:: Document ::

The long duration of each simulation (~36 h) limited the number of replicates, but scenarios were replicated where possible to account for stochastic variability in climate, wildfire and regeneration. Under the BAU harvest scenario, we ran 10 replicates each under of the climate scenarios (contemporary climate and each of the five GCMs). Management scenarios were replicated only once, as variability among model runs was minimal at a landscape scale (Duveneck et al. 2014). Old forest was defined as areas with the maximum cohort age >200 yr and undisturbed by harvesting during the simulation. Natural early-seral forest was defined as forest <50 yr old without planting of trees following harvest during the simulation, allowing natural regeneration. Natural regeneration could occur in any of the 19 simulated species, depending on their location, age and maturity of existing cohorts, shade tolerance, and dispersal distance.

:::

Brief:
Please decide whether each statement agrees with the forest simulation text. Answer yes or no and quote the words from the text that settle it.
1. Each simulation took about 36 hours to run.
2. Areas harvested during the simulation could still count as old forest if their oldest cohort was over 200 years.
3. Management scenarios were run only once each.

:: Data provided ::

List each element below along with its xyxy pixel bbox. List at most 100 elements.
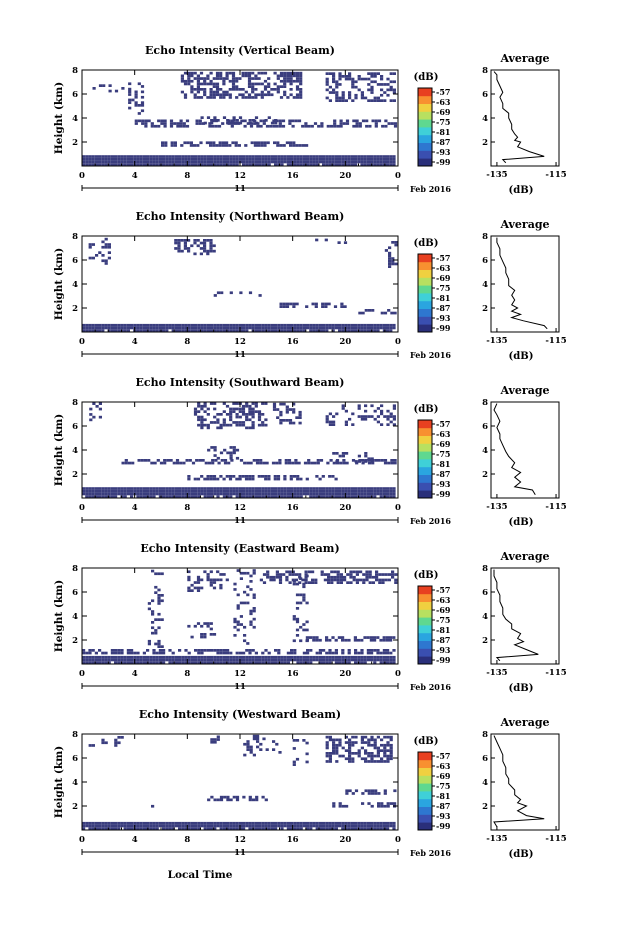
echo-cell [258, 495, 262, 498]
echo-cell [222, 93, 226, 97]
echo-cell [91, 323, 95, 327]
echo-cell [360, 77, 364, 81]
echo-cell [392, 824, 396, 828]
echo-cell [171, 824, 175, 828]
echo-cell [255, 461, 260, 465]
echo-cell [306, 157, 310, 161]
panel-2: Echo Intensity (Northward Beam)0 4 8 12 16 20… [53, 210, 567, 362]
echo-cell [210, 655, 214, 659]
y-tick-label: 8 [72, 564, 78, 574]
echo-cell [213, 326, 217, 330]
echo-cell [200, 404, 204, 408]
echo-cell [344, 163, 348, 166]
echo-cell [376, 492, 380, 496]
echo-cell [181, 155, 185, 158]
echo-cell [245, 489, 249, 493]
echo-cell [94, 323, 98, 327]
echo-cell [254, 492, 258, 496]
echo-cell [389, 155, 393, 158]
echo-cell [306, 155, 310, 158]
echo-cell [334, 821, 338, 825]
echo-cell [332, 88, 336, 92]
echo-cell [246, 745, 250, 749]
echo-cell [123, 163, 127, 166]
echo-cell [144, 122, 148, 125]
echo-cell [149, 157, 153, 161]
echo-cell [124, 461, 128, 465]
echo-cell [382, 651, 386, 655]
echo-cell [203, 157, 207, 161]
echo-cell [246, 122, 250, 125]
echo-cell [306, 821, 310, 825]
echo-cell [168, 487, 172, 490]
echo-cell [325, 420, 329, 424]
echo-cell [203, 649, 207, 652]
echo-cell [376, 746, 380, 750]
echo-cell [211, 124, 215, 128]
echo-cell [203, 323, 207, 327]
echo-cell [251, 402, 255, 405]
echo-cell [376, 827, 380, 830]
echo-cell [333, 122, 337, 125]
echo-cell [338, 754, 342, 758]
echo-cell [181, 163, 185, 166]
echo-cell [187, 249, 191, 253]
echo-cell [151, 610, 155, 613]
colorbar-frame [417, 419, 433, 499]
echo-cell [360, 163, 364, 166]
echo-cell [183, 244, 187, 248]
echo-cell [384, 249, 388, 252]
echo-cell [261, 824, 265, 828]
echo-cell [312, 824, 316, 828]
y-axis-label: Height (km) [53, 580, 65, 652]
echo-cell [190, 655, 194, 659]
echo-cell [334, 163, 338, 166]
echo-cell [354, 460, 358, 463]
echo-cell [155, 487, 159, 490]
echo-cell [344, 824, 348, 828]
echo-cell [137, 112, 141, 115]
echo-cell [272, 405, 277, 409]
echo-cell [158, 651, 162, 655]
echo-cell [196, 79, 200, 83]
echo-cell [147, 459, 151, 462]
echo-cell [210, 661, 214, 664]
y-tick-label: 2 [72, 636, 78, 646]
echo-cell [216, 326, 220, 330]
echo-cell [336, 581, 340, 584]
average-y-tick-label: 4 [482, 612, 488, 622]
echo-cell [370, 754, 374, 758]
echo-cell [222, 492, 226, 496]
echo-cell [376, 754, 380, 758]
echo-cell [392, 636, 396, 639]
echo-cell [203, 492, 207, 496]
echo-cell [242, 651, 246, 655]
x-tick-label: 20 [339, 669, 351, 679]
echo-cell [267, 477, 271, 481]
echo-cell [261, 655, 265, 659]
echo-cell [229, 157, 233, 161]
echo-cell [299, 824, 303, 828]
echo-cell [197, 489, 201, 493]
echo-cell [290, 155, 294, 158]
echo-cell [276, 74, 280, 78]
echo-cell [353, 636, 357, 639]
echo-cell [249, 612, 253, 616]
echo-cell [305, 574, 309, 578]
echo-cell [152, 492, 156, 496]
echo-cell [264, 821, 268, 825]
echo-cell [290, 655, 294, 659]
echo-cell [270, 487, 274, 490]
echo-cell [121, 87, 125, 90]
echo-cell [383, 99, 387, 102]
echo-cell [307, 124, 311, 128]
echo-cell [348, 741, 352, 744]
echo-cell [381, 124, 385, 128]
echo-cell [251, 160, 255, 164]
echo-cell [222, 827, 226, 830]
echo-cell [328, 738, 332, 742]
echo-cell [360, 417, 364, 421]
echo-cell [231, 71, 236, 75]
echo-cell [335, 461, 340, 465]
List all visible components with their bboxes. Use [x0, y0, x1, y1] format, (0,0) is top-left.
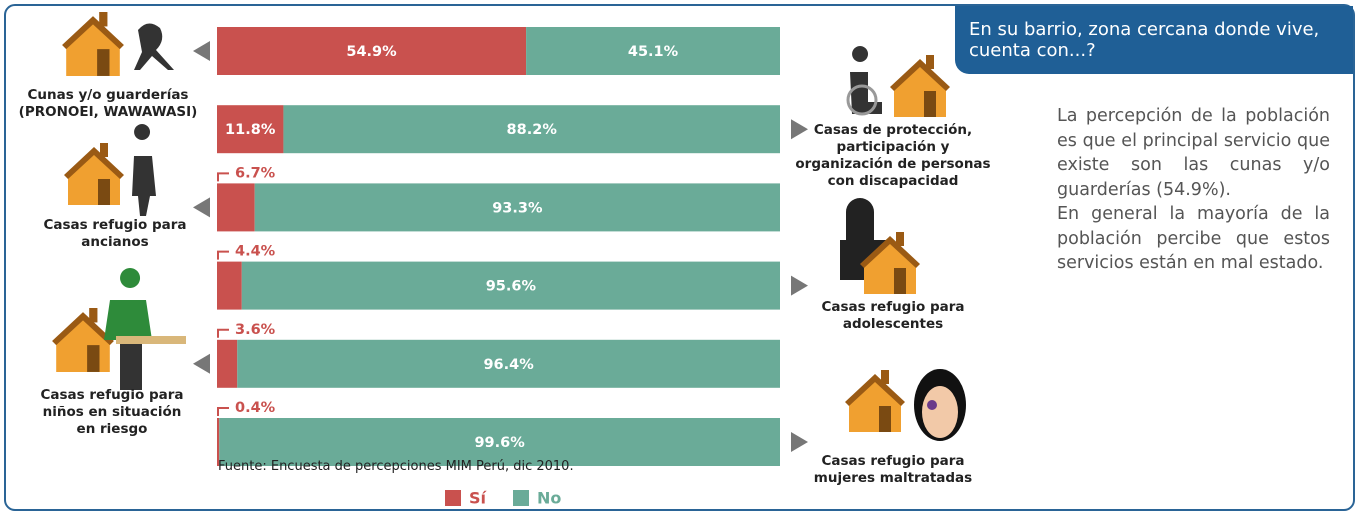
bar-segment: [219, 418, 780, 466]
bar-segment: [217, 339, 238, 388]
value-label: 93.3%: [492, 200, 543, 216]
value-label: 0.4%: [235, 400, 276, 416]
legend-label: Sí: [469, 489, 488, 508]
pointer: [193, 353, 210, 374]
pointer: [791, 275, 808, 296]
bar-segment: [254, 183, 780, 232]
category-label: Casas refugio para niños en situación en…: [40, 387, 184, 437]
value-label: 45.1%: [628, 44, 679, 60]
label-bracket: [217, 250, 229, 260]
legend-swatch: [445, 490, 461, 506]
pointer: [791, 119, 808, 140]
frame: [4, 4, 1355, 511]
label-bracket: [217, 172, 229, 182]
pointer: [791, 432, 808, 452]
category-label: Casas refugio para ancianos: [43, 217, 187, 250]
bar-segment: [217, 418, 220, 466]
category-label: Casas refugio para mujeres maltratadas: [813, 453, 973, 486]
value-label: 99.6%: [474, 435, 525, 451]
value-label: 96.4%: [483, 357, 534, 373]
category-label: Casas de protección, participación y org…: [795, 122, 991, 189]
pointer: [193, 197, 210, 218]
category-label: Cunas y/o guarderías (PRONOEI, WAWAWASI): [18, 87, 198, 120]
commentary: La percepción de la población es que el …: [1057, 104, 1330, 276]
bar-segment: [241, 261, 781, 310]
bar-segment: [283, 105, 780, 154]
label-bracket: [217, 328, 229, 338]
bar-segment: [217, 183, 255, 232]
paragraph: La percepción de la población es que el …: [1057, 106, 1330, 200]
bar-segment: [217, 27, 527, 75]
value-label: 6.7%: [235, 165, 276, 181]
bar-segment: [237, 339, 780, 388]
value-label: 11.8%: [225, 122, 276, 138]
paragraph: En general la mayoría de la población pe…: [1057, 204, 1330, 273]
value-label: 95.6%: [486, 279, 537, 295]
bar-segment: [217, 261, 242, 310]
header-title: En su barrio, zona cercana donde vive, c…: [955, 6, 1353, 74]
legend-label: No: [537, 489, 561, 508]
value-label: 3.6%: [235, 322, 276, 338]
source-note: Fuente: Encuesta de percepciones MIM Per…: [218, 459, 574, 474]
pointer: [193, 41, 210, 61]
bar-segment: [526, 27, 780, 75]
category-label: Casas refugio para adolescentes: [821, 299, 965, 332]
label-bracket: [217, 407, 229, 416]
legend-swatch: [513, 490, 529, 506]
icons: [52, 12, 966, 441]
value-label: 88.2%: [507, 122, 558, 138]
bar-segment: [217, 105, 284, 154]
value-label: 54.9%: [346, 44, 397, 60]
value-label: 4.4%: [235, 244, 276, 260]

:::

Answer in full:
1. Yes: "The long duration of each simulation (~36 h)"
2. No: "undisturbed by harvesting during the simulation"
3. Yes: "Management scenarios were replicated only once"